Give all the items again with every "fill-below-segment" switched to "fill-under-segment" and nothing else changed. Leave out the pictures.
>>>>>
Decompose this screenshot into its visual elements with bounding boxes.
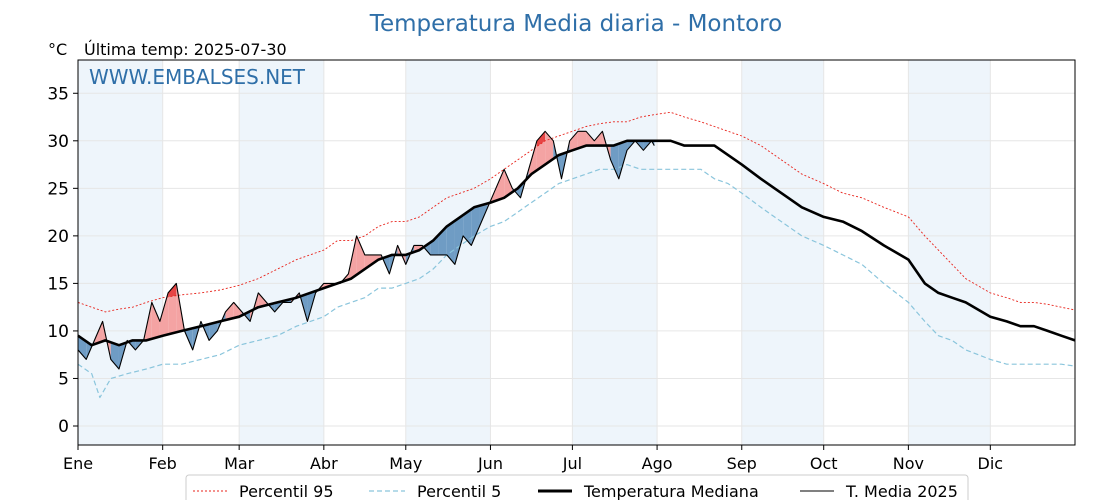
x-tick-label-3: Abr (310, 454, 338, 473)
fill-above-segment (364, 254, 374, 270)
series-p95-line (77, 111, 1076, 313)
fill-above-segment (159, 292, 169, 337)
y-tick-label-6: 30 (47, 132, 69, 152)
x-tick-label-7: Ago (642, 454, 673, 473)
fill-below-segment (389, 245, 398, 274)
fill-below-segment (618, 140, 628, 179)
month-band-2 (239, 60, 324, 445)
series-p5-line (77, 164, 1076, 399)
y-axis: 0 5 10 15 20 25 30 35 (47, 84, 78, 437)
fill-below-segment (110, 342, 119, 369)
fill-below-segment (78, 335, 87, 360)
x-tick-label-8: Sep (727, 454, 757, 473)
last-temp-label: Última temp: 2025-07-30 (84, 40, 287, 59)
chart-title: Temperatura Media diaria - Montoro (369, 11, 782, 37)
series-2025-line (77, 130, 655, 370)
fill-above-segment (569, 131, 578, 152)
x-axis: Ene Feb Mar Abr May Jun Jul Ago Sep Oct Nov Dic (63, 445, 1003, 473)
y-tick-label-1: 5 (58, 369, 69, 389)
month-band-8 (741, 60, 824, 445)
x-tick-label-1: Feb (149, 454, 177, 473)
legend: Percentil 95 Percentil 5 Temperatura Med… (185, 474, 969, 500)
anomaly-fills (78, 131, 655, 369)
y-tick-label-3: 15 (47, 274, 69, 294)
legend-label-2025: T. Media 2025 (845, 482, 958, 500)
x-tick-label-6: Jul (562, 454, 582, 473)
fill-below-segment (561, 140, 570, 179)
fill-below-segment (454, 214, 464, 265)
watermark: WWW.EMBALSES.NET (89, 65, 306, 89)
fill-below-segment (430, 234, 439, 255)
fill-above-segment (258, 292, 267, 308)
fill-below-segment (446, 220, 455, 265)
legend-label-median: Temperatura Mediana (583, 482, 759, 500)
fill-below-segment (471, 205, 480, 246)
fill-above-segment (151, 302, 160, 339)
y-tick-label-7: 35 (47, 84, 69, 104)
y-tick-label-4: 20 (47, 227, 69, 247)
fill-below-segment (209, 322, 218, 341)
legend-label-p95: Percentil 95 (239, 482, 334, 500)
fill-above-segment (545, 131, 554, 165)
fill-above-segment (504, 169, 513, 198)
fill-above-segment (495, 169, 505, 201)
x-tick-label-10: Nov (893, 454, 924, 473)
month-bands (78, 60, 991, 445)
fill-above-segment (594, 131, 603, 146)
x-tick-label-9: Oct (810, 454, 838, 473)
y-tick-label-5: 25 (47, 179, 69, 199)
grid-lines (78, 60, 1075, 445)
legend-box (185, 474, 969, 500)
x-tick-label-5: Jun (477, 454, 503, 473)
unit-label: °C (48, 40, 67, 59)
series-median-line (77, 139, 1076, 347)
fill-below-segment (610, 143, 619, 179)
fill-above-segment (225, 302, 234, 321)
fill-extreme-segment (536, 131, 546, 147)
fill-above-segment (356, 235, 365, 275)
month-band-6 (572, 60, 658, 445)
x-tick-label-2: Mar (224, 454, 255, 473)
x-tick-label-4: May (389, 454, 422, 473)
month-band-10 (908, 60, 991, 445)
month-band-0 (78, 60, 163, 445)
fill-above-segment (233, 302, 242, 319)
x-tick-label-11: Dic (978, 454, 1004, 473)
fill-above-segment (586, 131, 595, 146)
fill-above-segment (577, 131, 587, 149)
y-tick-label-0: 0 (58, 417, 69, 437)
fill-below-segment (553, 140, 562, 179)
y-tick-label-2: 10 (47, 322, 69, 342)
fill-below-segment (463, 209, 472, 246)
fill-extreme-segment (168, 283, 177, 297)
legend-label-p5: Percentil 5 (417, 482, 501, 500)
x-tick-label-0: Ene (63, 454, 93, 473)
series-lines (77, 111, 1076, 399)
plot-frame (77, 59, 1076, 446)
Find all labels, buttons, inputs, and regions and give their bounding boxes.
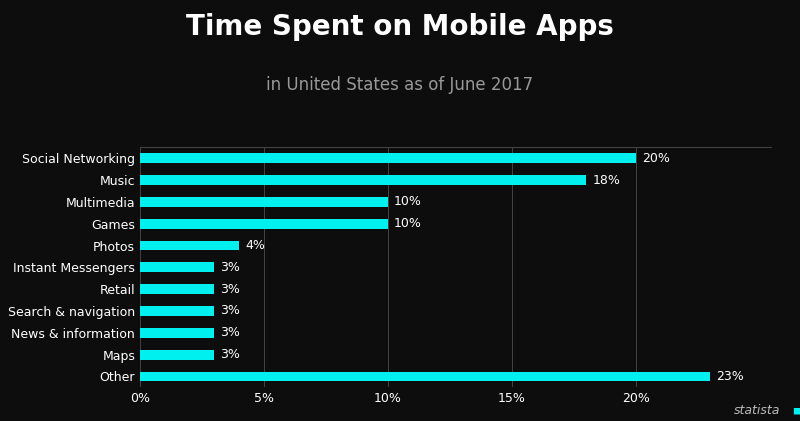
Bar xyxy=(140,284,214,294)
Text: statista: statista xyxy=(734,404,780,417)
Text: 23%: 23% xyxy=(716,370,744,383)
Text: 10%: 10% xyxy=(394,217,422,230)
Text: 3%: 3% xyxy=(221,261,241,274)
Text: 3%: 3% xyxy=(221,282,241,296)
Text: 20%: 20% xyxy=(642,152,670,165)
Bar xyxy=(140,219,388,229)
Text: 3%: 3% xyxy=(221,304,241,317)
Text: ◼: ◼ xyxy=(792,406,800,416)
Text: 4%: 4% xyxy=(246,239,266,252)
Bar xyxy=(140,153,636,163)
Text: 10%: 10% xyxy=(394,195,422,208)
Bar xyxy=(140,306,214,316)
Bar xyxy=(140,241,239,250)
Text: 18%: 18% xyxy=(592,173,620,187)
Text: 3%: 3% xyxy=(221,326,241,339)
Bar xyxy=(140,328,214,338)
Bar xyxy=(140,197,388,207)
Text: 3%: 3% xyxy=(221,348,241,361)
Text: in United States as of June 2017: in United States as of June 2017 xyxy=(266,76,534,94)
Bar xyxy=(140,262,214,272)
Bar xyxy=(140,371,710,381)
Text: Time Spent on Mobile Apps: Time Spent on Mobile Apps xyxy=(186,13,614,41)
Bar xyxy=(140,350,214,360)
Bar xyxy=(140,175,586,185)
<<<<<
◆ OUTPUT
Decompose this screenshot into its visual elements with bounding boxes.
x-tick-label-3: Abr (310, 454, 338, 473)
fill-above-segment (364, 254, 374, 270)
series-p95-line (77, 111, 1076, 313)
fill-above-segment (159, 292, 169, 337)
y-tick-label-6: 30 (47, 132, 69, 152)
x-tick-label-7: Ago (642, 454, 673, 473)
fill-under-segment (389, 245, 398, 274)
fill-under-segment (618, 140, 628, 179)
month-band-2 (239, 60, 324, 445)
series-p5-line (77, 164, 1076, 399)
y-axis: 0 5 10 15 20 25 30 35 (47, 84, 78, 437)
fill-under-segment (110, 342, 119, 369)
fill-under-segment (78, 335, 87, 360)
x-tick-label-8: Sep (727, 454, 757, 473)
last-temp-label: Última temp: 2025-07-30 (84, 40, 287, 59)
chart-title: Temperatura Media diaria - Montoro (369, 11, 782, 37)
series-2025-line (77, 130, 655, 370)
fill-above-segment (569, 131, 578, 152)
x-axis: Ene Feb Mar Abr May Jun Jul Ago Sep Oct Nov Dic (63, 445, 1003, 473)
y-tick-label-1: 5 (58, 369, 69, 389)
month-band-8 (741, 60, 824, 445)
x-tick-label-1: Feb (149, 454, 177, 473)
legend: Percentil 95 Percentil 5 Temperatura Med… (185, 474, 969, 500)
anomaly-fills (78, 131, 655, 369)
y-tick-label-3: 15 (47, 274, 69, 294)
legend-label-2025: T. Media 2025 (845, 482, 958, 500)
x-tick-label-6: Jul (562, 454, 582, 473)
fill-under-segment (561, 140, 570, 179)
fill-under-segment (454, 214, 464, 265)
watermark: WWW.EMBALSES.NET (89, 65, 306, 89)
fill-under-segment (430, 234, 439, 255)
fill-above-segment (258, 292, 267, 308)
fill-under-segment (446, 220, 455, 265)
legend-label-median: Temperatura Mediana (583, 482, 759, 500)
fill-under-segment (471, 205, 480, 246)
fill-above-segment (151, 302, 160, 339)
y-tick-label-7: 35 (47, 84, 69, 104)
y-tick-label-4: 20 (47, 227, 69, 247)
fill-under-segment (209, 322, 218, 341)
legend-label-p95: Percentil 95 (239, 482, 334, 500)
fill-above-segment (545, 131, 554, 165)
fill-above-segment (504, 169, 513, 198)
fill-above-segment (495, 169, 505, 201)
x-tick-label-10: Nov (893, 454, 924, 473)
month-bands (78, 60, 991, 445)
fill-above-segment (594, 131, 603, 146)
x-tick-label-9: Oct (810, 454, 838, 473)
y-tick-label-5: 25 (47, 179, 69, 199)
grid-lines (78, 60, 1075, 445)
legend-box (185, 474, 969, 500)
x-tick-label-5: Jun (477, 454, 503, 473)
unit-label: °C (48, 40, 67, 59)
series-median-line (77, 139, 1076, 347)
fill-under-segment (610, 143, 619, 179)
fill-above-segment (225, 302, 234, 321)
fill-extreme-segment (536, 131, 546, 147)
fill-above-segment (356, 235, 365, 275)
month-band-6 (572, 60, 658, 445)
x-tick-label-2: Mar (224, 454, 255, 473)
x-tick-label-4: May (389, 454, 422, 473)
month-band-10 (908, 60, 991, 445)
month-band-0 (78, 60, 163, 445)
fill-above-segment (233, 302, 242, 319)
x-tick-label-11: Dic (978, 454, 1004, 473)
fill-above-segment (586, 131, 595, 146)
fill-above-segment (577, 131, 587, 149)
y-tick-label-0: 0 (58, 417, 69, 437)
fill-under-segment (553, 140, 562, 179)
y-tick-label-2: 10 (47, 322, 69, 342)
fill-under-segment (463, 209, 472, 246)
fill-extreme-segment (168, 283, 177, 297)
legend-label-p5: Percentil 5 (417, 482, 501, 500)
x-tick-label-0: Ene (63, 454, 93, 473)
series-lines (77, 111, 1076, 399)
plot-frame (77, 59, 1076, 446)
Find all labels, buttons, inputs, and regions and give their bounding boxes.
Bar xyxy=(140,284,214,294)
Text: statista: statista xyxy=(734,404,780,417)
Text: 23%: 23% xyxy=(716,370,744,383)
Text: 10%: 10% xyxy=(394,217,422,230)
Text: 3%: 3% xyxy=(221,261,241,274)
Text: 3%: 3% xyxy=(221,282,241,296)
Text: 20%: 20% xyxy=(642,152,670,165)
Bar xyxy=(140,219,388,229)
Text: 3%: 3% xyxy=(221,304,241,317)
Text: ◼: ◼ xyxy=(792,406,800,416)
Text: 4%: 4% xyxy=(246,239,266,252)
Bar xyxy=(140,153,636,163)
Text: 10%: 10% xyxy=(394,195,422,208)
Bar xyxy=(140,306,214,316)
Bar xyxy=(140,241,239,250)
Text: 18%: 18% xyxy=(592,173,620,187)
Text: 3%: 3% xyxy=(221,326,241,339)
Bar xyxy=(140,328,214,338)
Bar xyxy=(140,197,388,207)
Text: 3%: 3% xyxy=(221,348,241,361)
Text: in United States as of June 2017: in United States as of June 2017 xyxy=(266,76,534,94)
Bar xyxy=(140,262,214,272)
Bar xyxy=(140,371,710,381)
Text: Time Spent on Mobile Apps: Time Spent on Mobile Apps xyxy=(186,13,614,41)
Bar xyxy=(140,350,214,360)
Bar xyxy=(140,175,586,185)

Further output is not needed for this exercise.